AUFGABE A. Erkläre anhand des Textauszugs, warum Samuel König Châtelets Autorinnenschaft öffentlich machte.

= = = =

Das erste wissenschaftliche Werk, das Châtelet 1740 veröffentlichte waren die Institutions de Physique. Darin ergreift sie Partei für die leibnizsche Dynamik, die im Gegensatz zur cartesianischen stand und in Frankreich vollkommen unbekannt war. In ihren Institutions favorisiert sie den leibnizschen Kraftbegriff, der heute der mechanischen Energie entspricht, und proklamiert das Prinzip der mechanischen Energieerhaltung.

Unter den Besuchern in Cirey war auch der Italiener Algerotti, der das Werk Le Newtonianisme pour les dames verfasst hatte. Und da Châtelet selbst eine Bewundererin Newtons war, entstand die Idee, die Prinzipia ins Französische zu übersetzen. Es wurde ihr Epoche machendes Werk und gilt bis heute als die französische Standardübersetzung.

Unsicherheit und die eigene Unkenntnis verfolgten Châtelet zeitlebens. Sie hielt die Leistungen von Frauen generell für mangelhaft und führte das auf ihre unzureichende Erziehung zurück. Um ihre persönlichen Lücken auszufüllen, engagierte sie sich bekannte Lehrmeister, so wie Samuel König, einen Schüler des deutschen Aufklärers Christian Wolff. Die Arbeit an ihrem Text über Newton, ursprünglich war dieser als Einführung für ihren Sohn geplant, hielt sie geheim, und König half ihr unwissentlich, indem er das Manuskript korrigierte. Als er bemerkte, dass er nicht nur ihre privaten Aufzeichnung, sondern ein Manuskript bearbeitete, war er beleidigt und rächte sich, indem er ihre Autorinnenschaft publik machte. Außerdem behauptete er, er selbst sei der Autor des Textes und Châtelet habe seine Aufzeichnungen lediglich ins Reine geschrieben. Nach dem Bruch mit König fand Châtelet keinen Lehrer mehr, dem sie vertrauen konnte und schrieb das Buch alleine zu Ende.

Dennoch war Châtelet eine selbstbewusste Frau. Sie brach mit der Sitte, dass nur Männer in Cafes für Intellektuelle gingen. Als die Geschäftsleitung sie bat, das Lokal zu verlassen, ließ sie sich einen Anzug schneidern und kam in Männerkleidern wieder. Diese Dreistigkeit würdigend, lud Maupertius sie an seinen Tisch ein und so erhielt sie Zugang zur intellektuellen Welt der Männer.

= = = =

AUFGABE B. Gib die Einträge ab der Zeile mit „Annotate this image: element“ bis einschließlich der Zeile mit „table-row: long 504 0“ erneut aus. Setze dabei „cell-direction“ an die Stelle von „cell-horizon“ und lass alles andere unverändert.

= = = =

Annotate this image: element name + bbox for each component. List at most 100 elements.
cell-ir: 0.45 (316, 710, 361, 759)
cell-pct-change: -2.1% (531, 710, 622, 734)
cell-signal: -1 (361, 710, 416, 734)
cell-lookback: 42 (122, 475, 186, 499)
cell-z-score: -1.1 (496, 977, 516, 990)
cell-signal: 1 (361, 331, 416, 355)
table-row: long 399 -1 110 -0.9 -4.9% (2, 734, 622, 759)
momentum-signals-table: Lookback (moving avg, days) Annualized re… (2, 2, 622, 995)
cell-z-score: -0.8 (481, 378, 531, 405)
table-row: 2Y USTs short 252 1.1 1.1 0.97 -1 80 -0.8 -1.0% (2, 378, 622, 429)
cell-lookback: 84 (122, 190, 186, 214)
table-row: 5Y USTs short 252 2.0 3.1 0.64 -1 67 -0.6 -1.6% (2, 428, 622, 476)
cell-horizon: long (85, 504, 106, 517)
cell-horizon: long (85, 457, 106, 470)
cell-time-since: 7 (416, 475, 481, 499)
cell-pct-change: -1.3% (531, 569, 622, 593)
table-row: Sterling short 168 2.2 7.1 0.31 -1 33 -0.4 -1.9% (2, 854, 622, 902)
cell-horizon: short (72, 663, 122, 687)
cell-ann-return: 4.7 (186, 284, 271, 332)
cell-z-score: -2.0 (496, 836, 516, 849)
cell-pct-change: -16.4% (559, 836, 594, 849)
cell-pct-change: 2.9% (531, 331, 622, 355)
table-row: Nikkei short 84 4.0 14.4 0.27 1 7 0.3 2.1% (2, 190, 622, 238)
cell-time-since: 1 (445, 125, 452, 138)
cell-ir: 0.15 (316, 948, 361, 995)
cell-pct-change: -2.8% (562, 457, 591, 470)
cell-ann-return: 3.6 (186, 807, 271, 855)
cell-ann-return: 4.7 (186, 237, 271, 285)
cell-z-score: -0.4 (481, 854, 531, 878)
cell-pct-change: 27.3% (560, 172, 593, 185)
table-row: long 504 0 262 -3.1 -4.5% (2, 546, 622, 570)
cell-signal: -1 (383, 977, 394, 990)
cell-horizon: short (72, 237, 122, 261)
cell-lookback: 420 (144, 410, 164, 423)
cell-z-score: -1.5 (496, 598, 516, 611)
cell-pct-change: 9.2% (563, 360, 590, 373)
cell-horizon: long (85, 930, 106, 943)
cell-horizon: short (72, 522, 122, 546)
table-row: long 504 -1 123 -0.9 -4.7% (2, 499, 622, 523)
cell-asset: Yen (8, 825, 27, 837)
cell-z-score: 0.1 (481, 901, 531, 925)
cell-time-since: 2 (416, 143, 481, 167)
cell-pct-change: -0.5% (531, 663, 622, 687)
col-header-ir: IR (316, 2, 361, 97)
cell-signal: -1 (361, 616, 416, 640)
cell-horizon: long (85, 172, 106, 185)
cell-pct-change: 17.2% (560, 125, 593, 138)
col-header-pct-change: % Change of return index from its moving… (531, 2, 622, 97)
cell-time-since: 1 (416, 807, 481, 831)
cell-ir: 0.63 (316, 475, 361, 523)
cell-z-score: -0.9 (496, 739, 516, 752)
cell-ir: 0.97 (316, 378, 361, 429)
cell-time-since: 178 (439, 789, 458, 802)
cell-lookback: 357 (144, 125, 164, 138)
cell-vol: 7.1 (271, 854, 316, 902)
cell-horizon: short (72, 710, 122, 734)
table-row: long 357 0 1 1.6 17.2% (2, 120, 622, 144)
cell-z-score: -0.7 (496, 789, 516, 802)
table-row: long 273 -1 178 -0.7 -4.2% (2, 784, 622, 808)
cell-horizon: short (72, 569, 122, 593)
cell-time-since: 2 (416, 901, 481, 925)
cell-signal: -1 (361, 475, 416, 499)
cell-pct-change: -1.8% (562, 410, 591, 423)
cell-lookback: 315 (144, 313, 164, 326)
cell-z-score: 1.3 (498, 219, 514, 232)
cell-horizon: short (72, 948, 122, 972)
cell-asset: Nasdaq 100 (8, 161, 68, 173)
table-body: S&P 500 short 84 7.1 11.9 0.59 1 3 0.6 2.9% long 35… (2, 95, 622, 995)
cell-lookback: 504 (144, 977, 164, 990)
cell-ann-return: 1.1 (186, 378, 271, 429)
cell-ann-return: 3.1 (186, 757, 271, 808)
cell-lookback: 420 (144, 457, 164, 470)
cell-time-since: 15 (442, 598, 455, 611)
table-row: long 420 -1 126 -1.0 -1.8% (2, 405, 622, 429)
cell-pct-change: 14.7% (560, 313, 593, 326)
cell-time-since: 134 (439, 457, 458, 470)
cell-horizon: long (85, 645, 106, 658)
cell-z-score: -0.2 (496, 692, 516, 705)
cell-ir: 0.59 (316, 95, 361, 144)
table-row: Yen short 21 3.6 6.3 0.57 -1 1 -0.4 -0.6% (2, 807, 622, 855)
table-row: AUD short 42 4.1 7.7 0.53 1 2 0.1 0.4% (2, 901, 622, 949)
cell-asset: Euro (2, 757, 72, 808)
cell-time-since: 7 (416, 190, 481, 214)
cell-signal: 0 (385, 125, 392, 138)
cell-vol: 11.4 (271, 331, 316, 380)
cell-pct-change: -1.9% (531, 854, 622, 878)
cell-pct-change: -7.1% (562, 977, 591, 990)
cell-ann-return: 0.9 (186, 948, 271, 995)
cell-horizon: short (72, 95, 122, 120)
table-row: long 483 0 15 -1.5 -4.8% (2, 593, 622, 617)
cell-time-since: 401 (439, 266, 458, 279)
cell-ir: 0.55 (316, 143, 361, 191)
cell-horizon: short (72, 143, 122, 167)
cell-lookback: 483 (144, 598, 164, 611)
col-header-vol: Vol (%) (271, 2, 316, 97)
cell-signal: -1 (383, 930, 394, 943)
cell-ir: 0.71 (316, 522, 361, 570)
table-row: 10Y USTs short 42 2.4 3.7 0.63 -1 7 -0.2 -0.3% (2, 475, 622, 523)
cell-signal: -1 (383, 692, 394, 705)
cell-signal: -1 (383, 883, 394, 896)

= = = =

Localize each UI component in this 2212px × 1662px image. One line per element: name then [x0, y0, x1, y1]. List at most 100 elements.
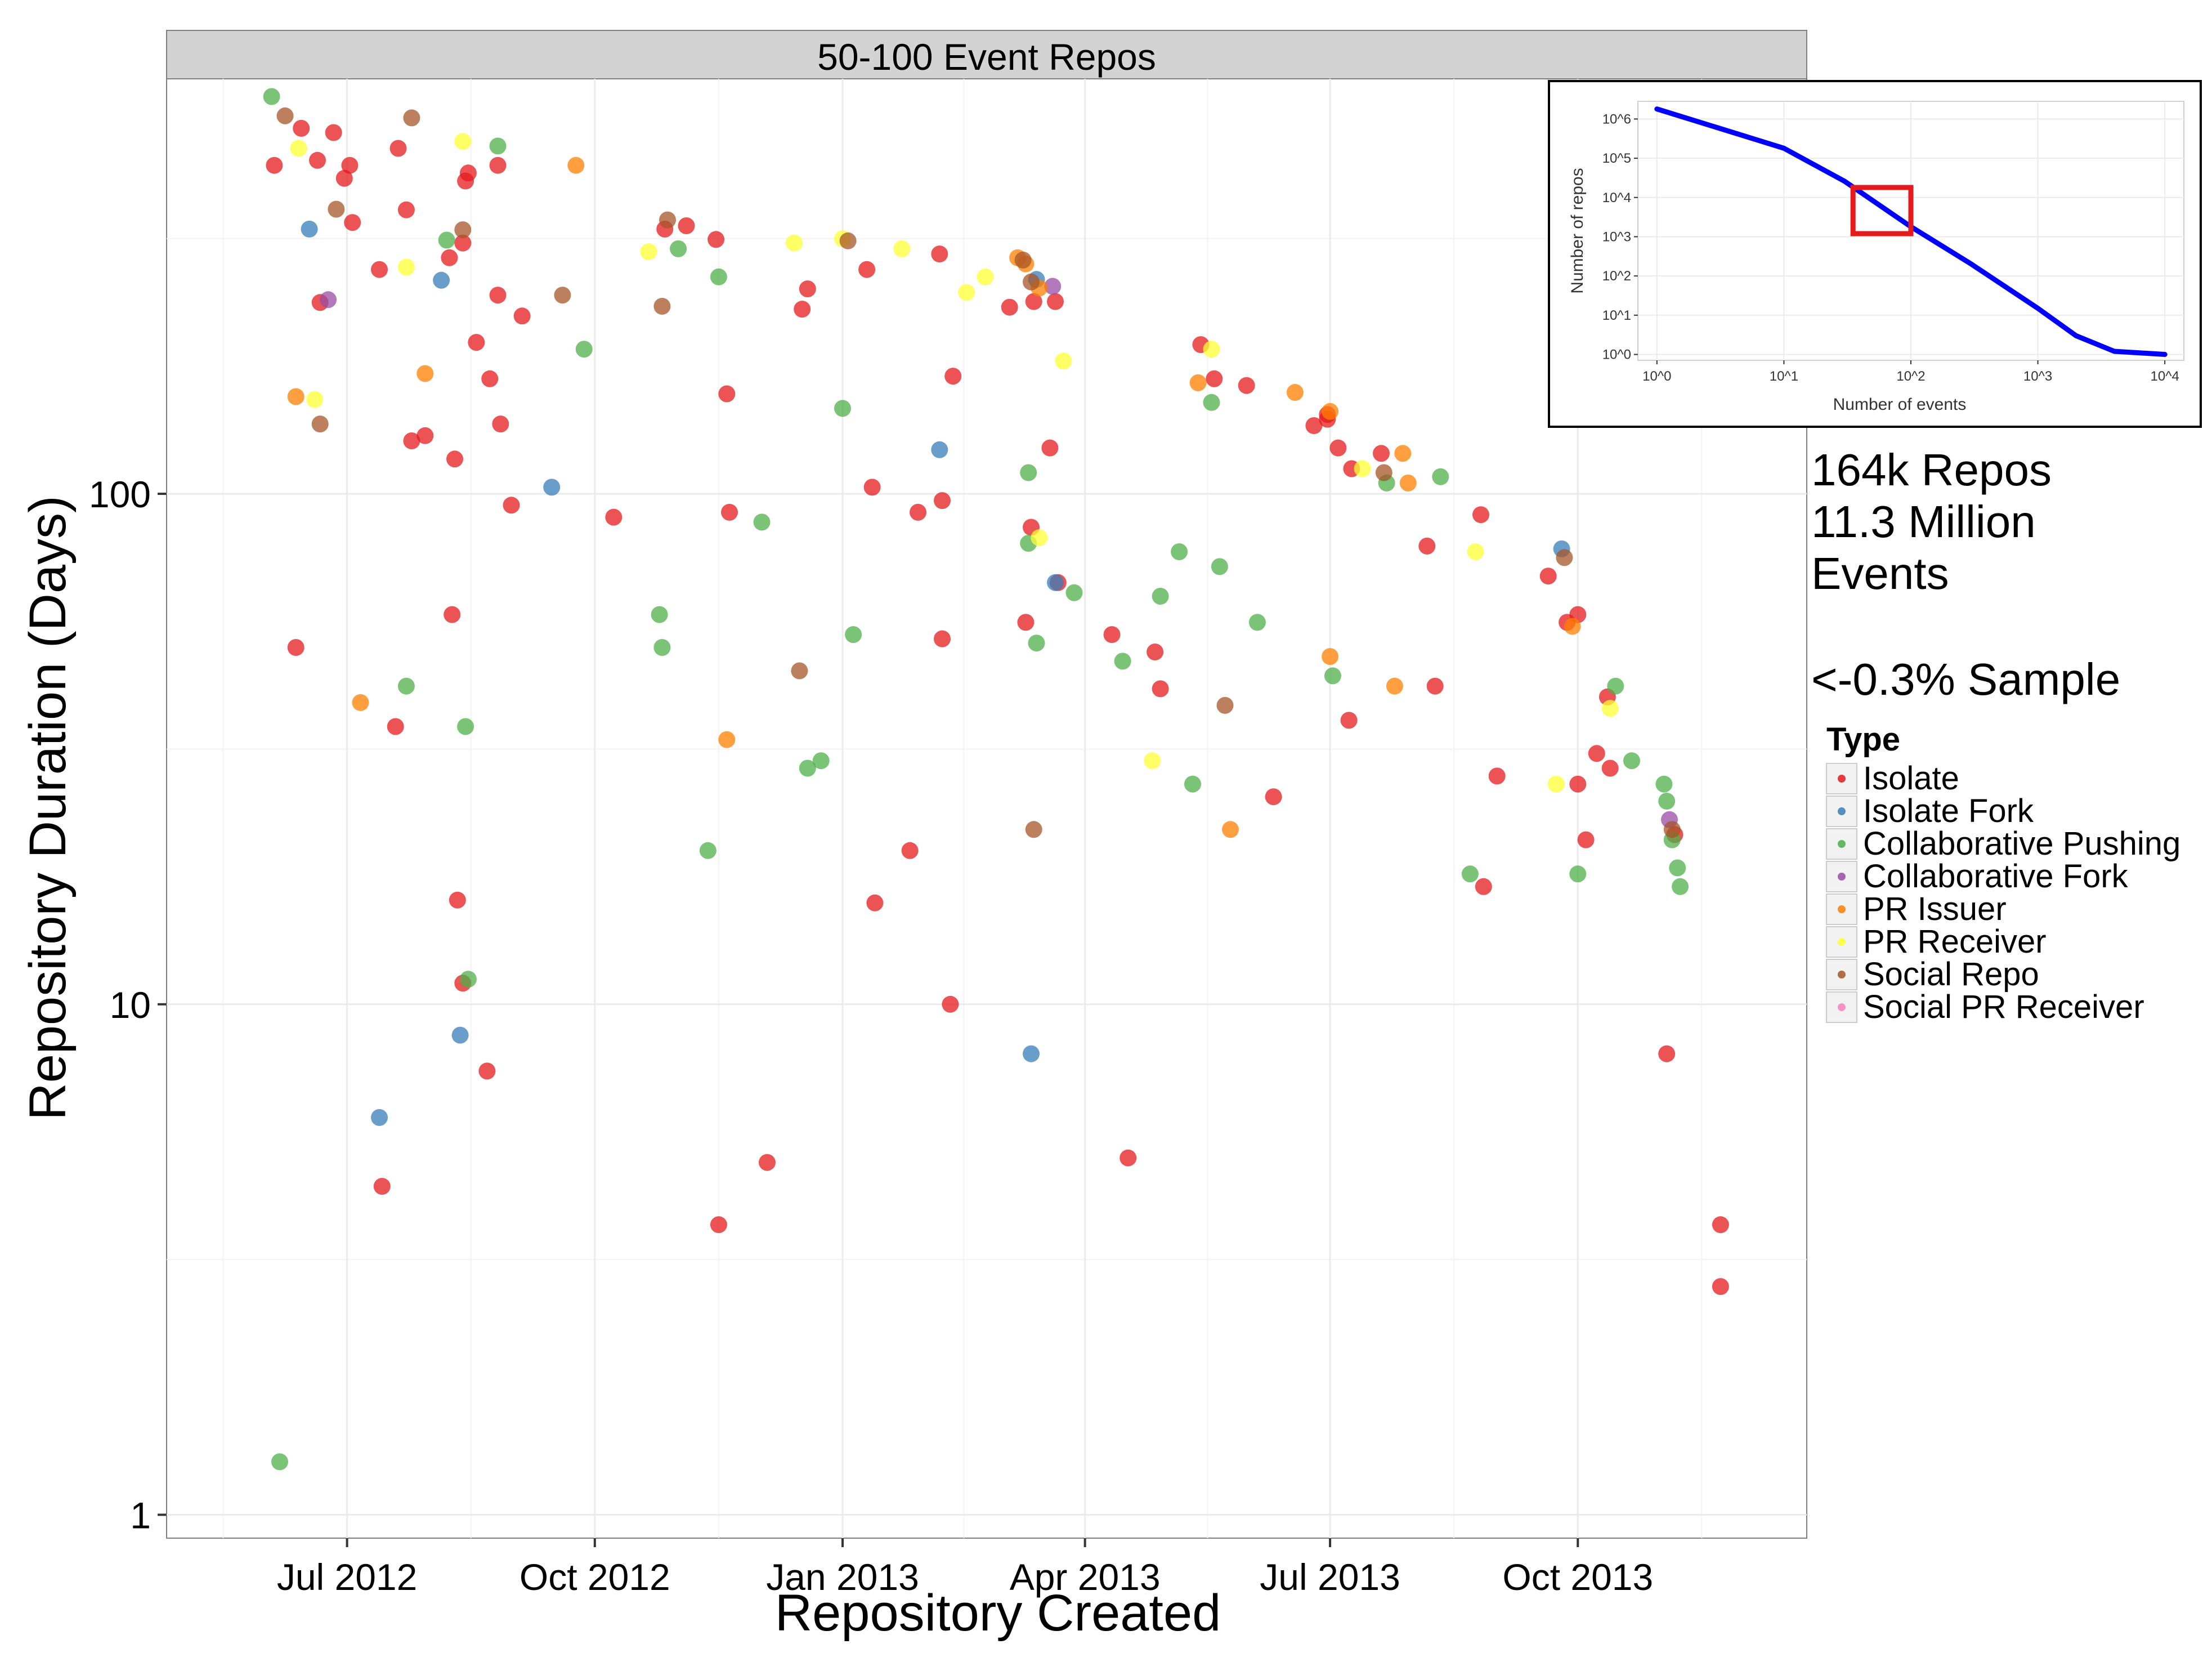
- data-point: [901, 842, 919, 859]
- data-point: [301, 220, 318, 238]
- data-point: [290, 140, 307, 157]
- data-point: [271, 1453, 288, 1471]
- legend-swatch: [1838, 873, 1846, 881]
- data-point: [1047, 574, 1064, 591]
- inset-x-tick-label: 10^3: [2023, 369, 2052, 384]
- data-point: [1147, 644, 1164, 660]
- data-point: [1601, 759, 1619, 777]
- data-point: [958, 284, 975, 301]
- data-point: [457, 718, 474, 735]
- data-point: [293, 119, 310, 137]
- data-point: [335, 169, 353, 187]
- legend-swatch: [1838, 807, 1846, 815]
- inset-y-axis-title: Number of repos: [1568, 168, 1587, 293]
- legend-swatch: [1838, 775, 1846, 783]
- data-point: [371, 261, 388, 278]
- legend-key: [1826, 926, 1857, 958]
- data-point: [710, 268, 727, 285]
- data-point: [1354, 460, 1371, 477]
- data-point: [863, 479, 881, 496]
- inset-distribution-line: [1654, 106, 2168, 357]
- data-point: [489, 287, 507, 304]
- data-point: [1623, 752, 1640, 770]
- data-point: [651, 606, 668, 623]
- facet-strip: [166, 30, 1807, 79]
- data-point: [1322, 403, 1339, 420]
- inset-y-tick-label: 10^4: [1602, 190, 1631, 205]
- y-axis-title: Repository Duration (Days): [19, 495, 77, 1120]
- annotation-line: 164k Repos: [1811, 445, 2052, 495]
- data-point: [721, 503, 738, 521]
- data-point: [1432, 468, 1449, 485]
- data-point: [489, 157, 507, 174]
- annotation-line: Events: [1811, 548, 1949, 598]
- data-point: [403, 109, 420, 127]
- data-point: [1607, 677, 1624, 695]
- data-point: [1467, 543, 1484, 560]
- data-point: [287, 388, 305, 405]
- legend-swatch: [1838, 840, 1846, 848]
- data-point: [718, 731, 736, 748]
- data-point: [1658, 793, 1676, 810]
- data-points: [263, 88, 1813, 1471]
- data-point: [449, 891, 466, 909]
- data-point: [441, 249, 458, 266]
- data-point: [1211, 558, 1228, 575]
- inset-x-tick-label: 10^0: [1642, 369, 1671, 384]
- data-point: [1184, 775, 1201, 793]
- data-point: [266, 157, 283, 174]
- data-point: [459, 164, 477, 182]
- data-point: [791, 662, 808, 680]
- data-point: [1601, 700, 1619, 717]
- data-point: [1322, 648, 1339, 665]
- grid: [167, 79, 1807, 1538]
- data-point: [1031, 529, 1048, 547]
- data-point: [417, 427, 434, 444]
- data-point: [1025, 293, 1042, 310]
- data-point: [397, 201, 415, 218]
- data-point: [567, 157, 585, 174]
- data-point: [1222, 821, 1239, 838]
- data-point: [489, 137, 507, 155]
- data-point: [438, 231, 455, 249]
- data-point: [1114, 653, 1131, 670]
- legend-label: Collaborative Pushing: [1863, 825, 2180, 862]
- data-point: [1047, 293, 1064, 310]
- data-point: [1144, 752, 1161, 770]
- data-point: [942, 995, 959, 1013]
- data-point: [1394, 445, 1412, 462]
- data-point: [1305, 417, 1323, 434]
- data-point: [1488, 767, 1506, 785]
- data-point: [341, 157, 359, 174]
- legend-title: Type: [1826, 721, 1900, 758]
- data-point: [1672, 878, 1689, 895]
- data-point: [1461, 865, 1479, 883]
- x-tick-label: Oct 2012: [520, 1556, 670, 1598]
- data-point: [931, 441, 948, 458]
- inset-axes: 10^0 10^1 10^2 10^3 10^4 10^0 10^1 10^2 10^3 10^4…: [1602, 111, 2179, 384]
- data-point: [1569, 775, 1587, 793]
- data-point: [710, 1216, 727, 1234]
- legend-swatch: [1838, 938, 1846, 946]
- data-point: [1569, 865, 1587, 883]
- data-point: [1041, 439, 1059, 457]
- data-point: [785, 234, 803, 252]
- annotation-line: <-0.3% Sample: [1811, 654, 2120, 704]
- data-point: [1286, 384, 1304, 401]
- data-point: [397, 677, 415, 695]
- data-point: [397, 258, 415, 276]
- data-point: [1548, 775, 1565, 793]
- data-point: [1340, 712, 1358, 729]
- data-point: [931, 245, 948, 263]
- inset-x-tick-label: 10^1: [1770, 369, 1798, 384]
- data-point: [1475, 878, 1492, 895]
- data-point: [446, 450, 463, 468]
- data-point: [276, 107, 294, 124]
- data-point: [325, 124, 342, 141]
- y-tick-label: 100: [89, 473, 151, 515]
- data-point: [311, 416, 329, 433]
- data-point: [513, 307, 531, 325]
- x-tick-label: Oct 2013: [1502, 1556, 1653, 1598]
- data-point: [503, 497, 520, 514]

= = = =

FERTIGE ANTWORT A. König bemerkte, dass er nicht nur Châtelets private Aufzeichnungen, sondern ein Manuskript korrigiert hatte. Darüber war er beleidigt und rächte sich, indem er ihre Autorinnenschaft publik machte.

FERTIGE ANTWORT B.
Annotate this image: element name + bbox for each component. List at most 100 elements.
cell-ir: 0.45 (316, 710, 361, 759)
cell-pct-change: -2.1% (531, 710, 622, 734)
cell-signal: -1 (361, 710, 416, 734)
cell-lookback: 42 (122, 475, 186, 499)
cell-z-score: -1.1 (496, 977, 516, 990)
cell-signal: 1 (361, 331, 416, 355)
table-row: long 399 -1 110 -0.9 -4.9% (2, 734, 622, 759)
momentum-signals-table: Lookback (moving avg, days) Annualized re… (2, 2, 622, 995)
cell-z-score: -0.8 (481, 378, 531, 405)
table-row: 2Y USTs short 252 1.1 1.1 0.97 -1 80 -0.8 -1.0% (2, 378, 622, 429)
cell-lookback: 84 (122, 190, 186, 214)
table-row: 5Y USTs short 252 2.0 3.1 0.64 -1 67 -0.6 -1.6% (2, 428, 622, 476)
cell-direction: long (85, 504, 106, 517)
cell-direction: long (85, 457, 106, 470)
cell-time-since: 7 (416, 475, 481, 499)
cell-pct-change: -1.3% (531, 569, 622, 593)
table-row: Sterling short 168 2.2 7.1 0.31 -1 33 -0.4 -1.9% (2, 854, 622, 902)
cell-direction: short (72, 663, 122, 687)
cell-ann-return: 4.7 (186, 284, 271, 332)
cell-z-score: -2.0 (496, 836, 516, 849)
cell-pct-change: -16.4% (559, 836, 594, 849)
cell-pct-change: 2.9% (531, 331, 622, 355)
table-row: Nikkei short 84 4.0 14.4 0.27 1 7 0.3 2.1% (2, 190, 622, 238)
cell-time-since: 1 (445, 125, 452, 138)
cell-ir: 0.15 (316, 948, 361, 995)
cell-pct-change: -2.8% (562, 457, 591, 470)
cell-ann-return: 3.6 (186, 807, 271, 855)
cell-ann-return: 4.7 (186, 237, 271, 285)
cell-z-score: -0.4 (481, 854, 531, 878)
cell-pct-change: 27.3% (560, 172, 593, 185)
table-row: long 504 0 262 -3.1 -4.5% (2, 546, 622, 570)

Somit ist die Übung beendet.